▶ WHAT IS REQUIRED: Find all lines in the listing that include the word "Active", then copy them.

▶ GIVEN DATA:
--- start ---
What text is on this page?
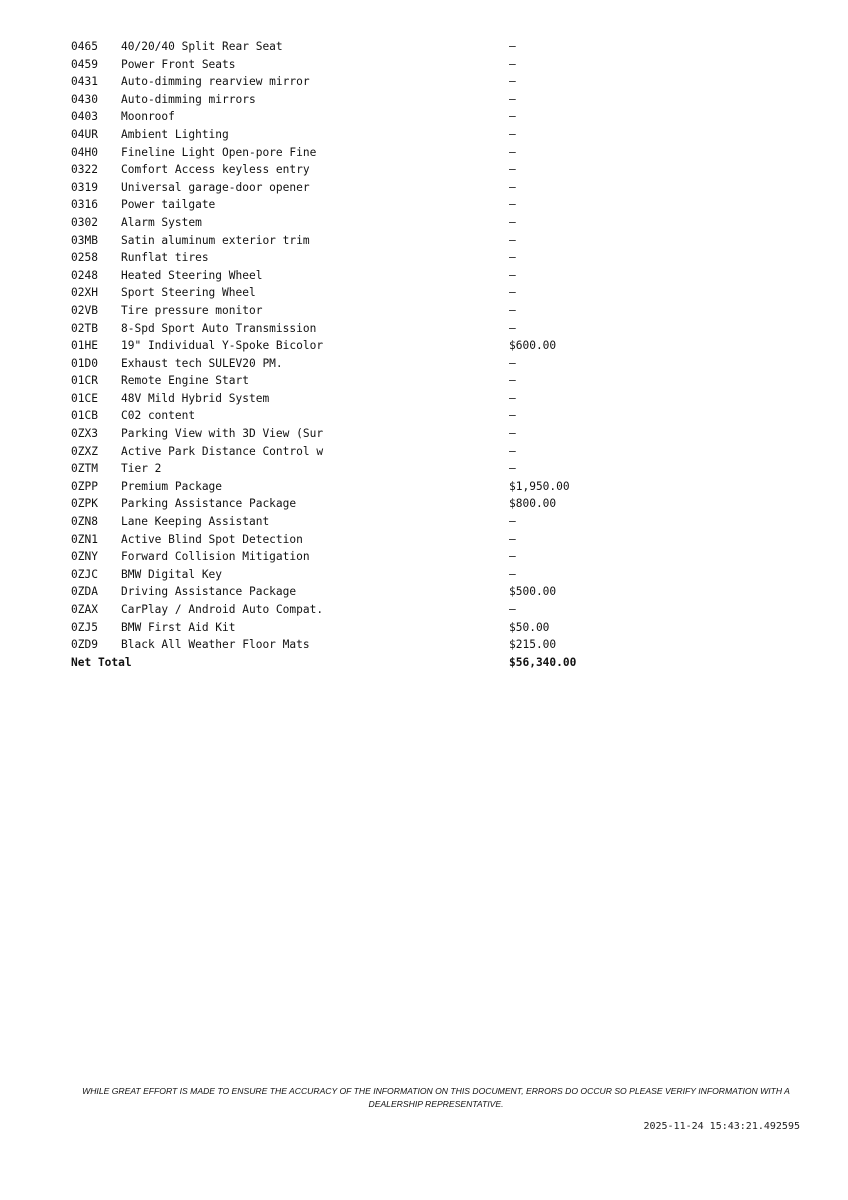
0465	40/20/40 Split Rear Seat	—
0459	Power Front Seats	—
0431	Auto-dimming rearview mirror	—
0430	Auto-dimming mirrors	—
0403	Moonroof	—
04UR	Ambient Lighting	—
04H0	Fineline Light Open-pore Fine	—
0322	Comfort Access keyless entry	—
0319	Universal garage-door opener	—
0316	Power tailgate	—
0302	Alarm System	—
03MB	Satin aluminum exterior trim	—
0258	Runflat tires	—
0248	Heated Steering Wheel	—
02XH	Sport Steering Wheel	—
02VB	Tire pressure monitor	—
02TB	8-Spd Sport Auto Transmission	—
01HE	19" Individual Y-Spoke Bicolor	$600.00
01D0	Exhaust tech SULEV20 PM.	—
01CR	Remote Engine Start	—
01CE	48V Mild Hybrid System	—
01CB	C02 content	—
0ZX3	Parking View with 3D View (Sur	—
0ZXZ	Active Park Distance Control w	—
0ZTM	Tier 2	—
0ZPP	Premium Package	$1,950.00
0ZPK	Parking Assistance Package	$800.00
0ZN8	Lane Keeping Assistant	—
0ZN1	Active Blind Spot Detection	—
0ZNY	Forward Collision Mitigation	—
0ZJC	BMW Digital Key	—
0ZDA	Driving Assistance Package	$500.00
0ZAX	CarPlay / Android Auto Compat.	—
0ZJ5	BMW First Aid Kit	$50.00
0ZD9	Black All Weather Floor Mats	$215.00
Net Total		$56,340.00
WHILE GREAT EFFORT IS MADE TO ENSURE THE ACCURACY OF THE INFORMATION ON THIS DOCUMENT, ERRORS DO OCCUR SO PLEASE VERIFY INFORMATION WITH A DEALERSHIP REPRESENTATIVE.
2025-11-24 15:43:21.492595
--- end ---
▶ WORKED ANSWER:
0ZXZ	Active Park Distance Control w	—
0ZN1	Active Blind Spot Detection	—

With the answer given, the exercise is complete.